--- start of MATERIAL SUPPLIED ---
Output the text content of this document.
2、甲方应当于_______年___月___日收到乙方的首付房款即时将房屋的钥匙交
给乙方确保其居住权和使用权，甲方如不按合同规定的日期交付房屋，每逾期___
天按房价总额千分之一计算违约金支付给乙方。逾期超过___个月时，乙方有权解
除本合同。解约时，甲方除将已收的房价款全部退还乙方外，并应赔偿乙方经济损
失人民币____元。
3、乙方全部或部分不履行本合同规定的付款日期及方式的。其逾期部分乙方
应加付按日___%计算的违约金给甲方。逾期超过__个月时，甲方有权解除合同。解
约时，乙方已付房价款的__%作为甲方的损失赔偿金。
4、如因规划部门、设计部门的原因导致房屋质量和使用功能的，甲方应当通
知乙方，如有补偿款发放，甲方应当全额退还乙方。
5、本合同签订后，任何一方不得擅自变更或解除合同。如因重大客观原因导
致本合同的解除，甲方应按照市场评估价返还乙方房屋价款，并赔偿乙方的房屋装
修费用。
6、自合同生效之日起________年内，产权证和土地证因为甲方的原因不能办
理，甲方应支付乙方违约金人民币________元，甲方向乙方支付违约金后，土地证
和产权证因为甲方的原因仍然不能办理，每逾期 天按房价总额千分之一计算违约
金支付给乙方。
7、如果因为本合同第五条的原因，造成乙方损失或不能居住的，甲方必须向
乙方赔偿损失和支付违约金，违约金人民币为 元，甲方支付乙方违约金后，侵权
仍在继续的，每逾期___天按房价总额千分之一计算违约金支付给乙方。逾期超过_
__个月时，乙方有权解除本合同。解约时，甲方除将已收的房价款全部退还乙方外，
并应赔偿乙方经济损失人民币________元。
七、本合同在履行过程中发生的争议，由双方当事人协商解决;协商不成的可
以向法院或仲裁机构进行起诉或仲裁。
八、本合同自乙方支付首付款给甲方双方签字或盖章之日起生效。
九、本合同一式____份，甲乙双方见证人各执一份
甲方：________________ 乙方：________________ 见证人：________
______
--- end of MATERIAL SUPPLIED ---
> **EXERCISE BRIEF**: Output the records verbatim, from the first line to the last.

> **PROBLEM SOLUTION**:
Output the text content of this document.
2、甲方应当于_______年___月___日收到乙方的首付房款即时将房屋的钥匙交
给乙方确保其居住权和使用权，甲方如不按合同规定的日期交付房屋，每逾期___
天按房价总额千分之一计算违约金支付给乙方。逾期超过___个月时，乙方有权解
除本合同。解约时，甲方除将已收的房价款全部退还乙方外，并应赔偿乙方经济损
失人民币____元。
3、乙方全部或部分不履行本合同规定的付款日期及方式的。其逾期部分乙方
应加付按日___%计算的违约金给甲方。逾期超过__个月时，甲方有权解除合同。解
约时，乙方已付房价款的__%作为甲方的损失赔偿金。
4、如因规划部门、设计部门的原因导致房屋质量和使用功能的，甲方应当通
知乙方，如有补偿款发放，甲方应当全额退还乙方。
5、本合同签订后，任何一方不得擅自变更或解除合同。如因重大客观原因导
致本合同的解除，甲方应按照市场评估价返还乙方房屋价款，并赔偿乙方的房屋装
修费用。
6、自合同生效之日起________年内，产权证和土地证因为甲方的原因不能办
理，甲方应支付乙方违约金人民币________元，甲方向乙方支付违约金后，土地证
和产权证因为甲方的原因仍然不能办理，每逾期 天按房价总额千分之一计算违约
金支付给乙方。
7、如果因为本合同第五条的原因，造成乙方损失或不能居住的，甲方必须向
乙方赔偿损失和支付违约金，违约金人民币为 元，甲方支付乙方违约金后，侵权
仍在继续的，每逾期___天按房价总额千分之一计算违约金支付给乙方。逾期超过_
__个月时，乙方有权解除本合同。解约时，甲方除将已收的房价款全部退还乙方外，
并应赔偿乙方经济损失人民币________元。
七、本合同在履行过程中发生的争议，由双方当事人协商解决;协商不成的可
以向法院或仲裁机构进行起诉或仲裁。
八、本合同自乙方支付首付款给甲方双方签字或盖章之日起生效。
九、本合同一式____份，甲乙双方见证人各执一份
甲方：________________ 乙方：________________ 见证人：________
______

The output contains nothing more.